Stored records:
⁂

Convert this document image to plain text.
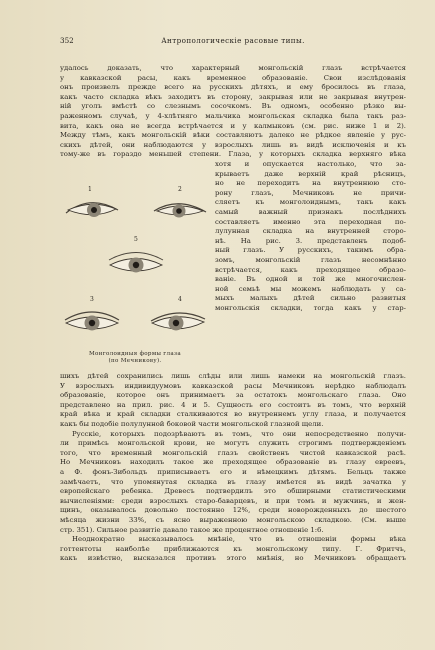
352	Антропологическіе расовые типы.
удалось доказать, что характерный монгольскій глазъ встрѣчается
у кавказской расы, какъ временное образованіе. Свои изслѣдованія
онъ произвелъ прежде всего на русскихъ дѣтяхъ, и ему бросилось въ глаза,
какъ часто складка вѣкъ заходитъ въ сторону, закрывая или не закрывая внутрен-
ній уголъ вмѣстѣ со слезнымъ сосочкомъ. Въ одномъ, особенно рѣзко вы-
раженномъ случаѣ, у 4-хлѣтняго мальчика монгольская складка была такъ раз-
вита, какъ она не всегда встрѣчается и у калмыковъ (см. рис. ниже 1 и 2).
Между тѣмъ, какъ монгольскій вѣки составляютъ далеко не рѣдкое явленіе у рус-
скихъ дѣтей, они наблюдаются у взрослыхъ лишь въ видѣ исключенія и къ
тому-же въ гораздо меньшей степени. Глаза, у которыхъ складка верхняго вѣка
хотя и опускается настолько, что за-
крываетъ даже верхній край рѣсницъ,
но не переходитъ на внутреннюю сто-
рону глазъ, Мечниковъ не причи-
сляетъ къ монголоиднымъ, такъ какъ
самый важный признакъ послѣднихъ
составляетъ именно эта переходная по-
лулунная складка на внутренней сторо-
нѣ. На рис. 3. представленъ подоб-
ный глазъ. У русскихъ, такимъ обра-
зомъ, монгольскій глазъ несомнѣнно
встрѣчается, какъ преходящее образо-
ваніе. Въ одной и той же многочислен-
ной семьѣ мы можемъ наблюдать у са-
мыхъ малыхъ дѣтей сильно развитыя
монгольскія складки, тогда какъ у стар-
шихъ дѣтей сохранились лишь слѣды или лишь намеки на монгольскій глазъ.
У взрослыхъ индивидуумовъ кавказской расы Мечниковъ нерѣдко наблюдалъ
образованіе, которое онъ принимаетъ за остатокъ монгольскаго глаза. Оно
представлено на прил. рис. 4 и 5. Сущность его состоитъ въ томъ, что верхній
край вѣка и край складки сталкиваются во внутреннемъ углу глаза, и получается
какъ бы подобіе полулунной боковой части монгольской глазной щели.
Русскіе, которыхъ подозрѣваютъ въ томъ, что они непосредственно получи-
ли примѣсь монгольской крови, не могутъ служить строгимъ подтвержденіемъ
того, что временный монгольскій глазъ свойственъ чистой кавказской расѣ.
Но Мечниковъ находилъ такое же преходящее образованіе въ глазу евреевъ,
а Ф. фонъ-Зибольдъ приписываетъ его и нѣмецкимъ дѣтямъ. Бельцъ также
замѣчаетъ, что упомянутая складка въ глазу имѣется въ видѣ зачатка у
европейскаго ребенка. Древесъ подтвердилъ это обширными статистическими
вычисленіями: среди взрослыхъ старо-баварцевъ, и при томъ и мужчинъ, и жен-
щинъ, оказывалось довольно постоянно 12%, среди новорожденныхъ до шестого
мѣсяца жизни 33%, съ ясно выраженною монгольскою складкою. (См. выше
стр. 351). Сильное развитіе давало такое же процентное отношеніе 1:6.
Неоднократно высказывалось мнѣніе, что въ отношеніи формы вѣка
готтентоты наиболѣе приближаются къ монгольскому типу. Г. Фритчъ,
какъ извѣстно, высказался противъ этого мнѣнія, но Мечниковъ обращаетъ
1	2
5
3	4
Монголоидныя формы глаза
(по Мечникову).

⁂

REQUIREMENT — Skip the pictures and print each record exactly as it stands.

EXERCISE ANSWER —
Convert this document image to plain text.
352	Антропологическіе расовые типы.
удалось доказать, что характерный монгольскій глазъ встрѣчается
у кавказской расы, какъ временное образованіе. Свои изслѣдованія
онъ произвелъ прежде всего на русскихъ дѣтяхъ, и ему бросилось въ глаза,
какъ часто складка вѣкъ заходитъ въ сторону, закрывая или не закрывая внутрен-
ній уголъ вмѣстѣ со слезнымъ сосочкомъ. Въ одномъ, особенно рѣзко вы-
раженномъ случаѣ, у 4-хлѣтняго мальчика монгольская складка была такъ раз-
вита, какъ она не всегда встрѣчается и у калмыковъ (см. рис. ниже 1 и 2).
Между тѣмъ, какъ монгольскій вѣки составляютъ далеко не рѣдкое явленіе у рус-
скихъ дѣтей, они наблюдаются у взрослыхъ лишь въ видѣ исключенія и къ
тому-же въ гораздо меньшей степени. Глаза, у которыхъ складка верхняго вѣка
хотя и опускается настолько, что за-
крываетъ даже верхній край рѣсницъ,
но не переходитъ на внутреннюю сто-
рону глазъ, Мечниковъ не причи-
сляетъ къ монголоиднымъ, такъ какъ
самый важный признакъ послѣднихъ
составляетъ именно эта переходная по-
лулунная складка на внутренней сторо-
нѣ. На рис. 3. представленъ подоб-
ный глазъ. У русскихъ, такимъ обра-
зомъ, монгольскій глазъ несомнѣнно
встрѣчается, какъ преходящее образо-
ваніе. Въ одной и той же многочислен-
ной семьѣ мы можемъ наблюдать у са-
мыхъ малыхъ дѣтей сильно развитыя
монгольскія складки, тогда какъ у стар-
шихъ дѣтей сохранились лишь слѣды или лишь намеки на монгольскій глазъ.
У взрослыхъ индивидуумовъ кавказской расы Мечниковъ нерѣдко наблюдалъ
образованіе, которое онъ принимаетъ за остатокъ монгольскаго глаза. Оно
представлено на прил. рис. 4 и 5. Сущность его состоитъ въ томъ, что верхній
край вѣка и край складки сталкиваются во внутреннемъ углу глаза, и получается
какъ бы подобіе полулунной боковой части монгольской глазной щели.
Русскіе, которыхъ подозрѣваютъ въ томъ, что они непосредственно получи-
ли примѣсь монгольской крови, не могутъ служить строгимъ подтвержденіемъ
того, что временный монгольскій глазъ свойственъ чистой кавказской расѣ.
Но Мечниковъ находилъ такое же преходящее образованіе въ глазу евреевъ,
а Ф. фонъ-Зибольдъ приписываетъ его и нѣмецкимъ дѣтямъ. Бельцъ также
замѣчаетъ, что упомянутая складка въ глазу имѣется въ видѣ зачатка у
европейскаго ребенка. Древесъ подтвердилъ это обширными статистическими
вычисленіями: среди взрослыхъ старо-баварцевъ, и при томъ и мужчинъ, и жен-
щинъ, оказывалось довольно постоянно 12%, среди новорожденныхъ до шестого
мѣсяца жизни 33%, съ ясно выраженною монгольскою складкою. (См. выше
стр. 351). Сильное развитіе давало такое же процентное отношеніе 1:6.
Неоднократно высказывалось мнѣніе, что въ отношеніи формы вѣка
готтентоты наиболѣе приближаются къ монгольскому типу. Г. Фритчъ,
какъ извѣстно, высказался противъ этого мнѣнія, но Мечниковъ обращаетъ
1	2
5
3	4
Монголоидныя формы глаза
(по Мечникову).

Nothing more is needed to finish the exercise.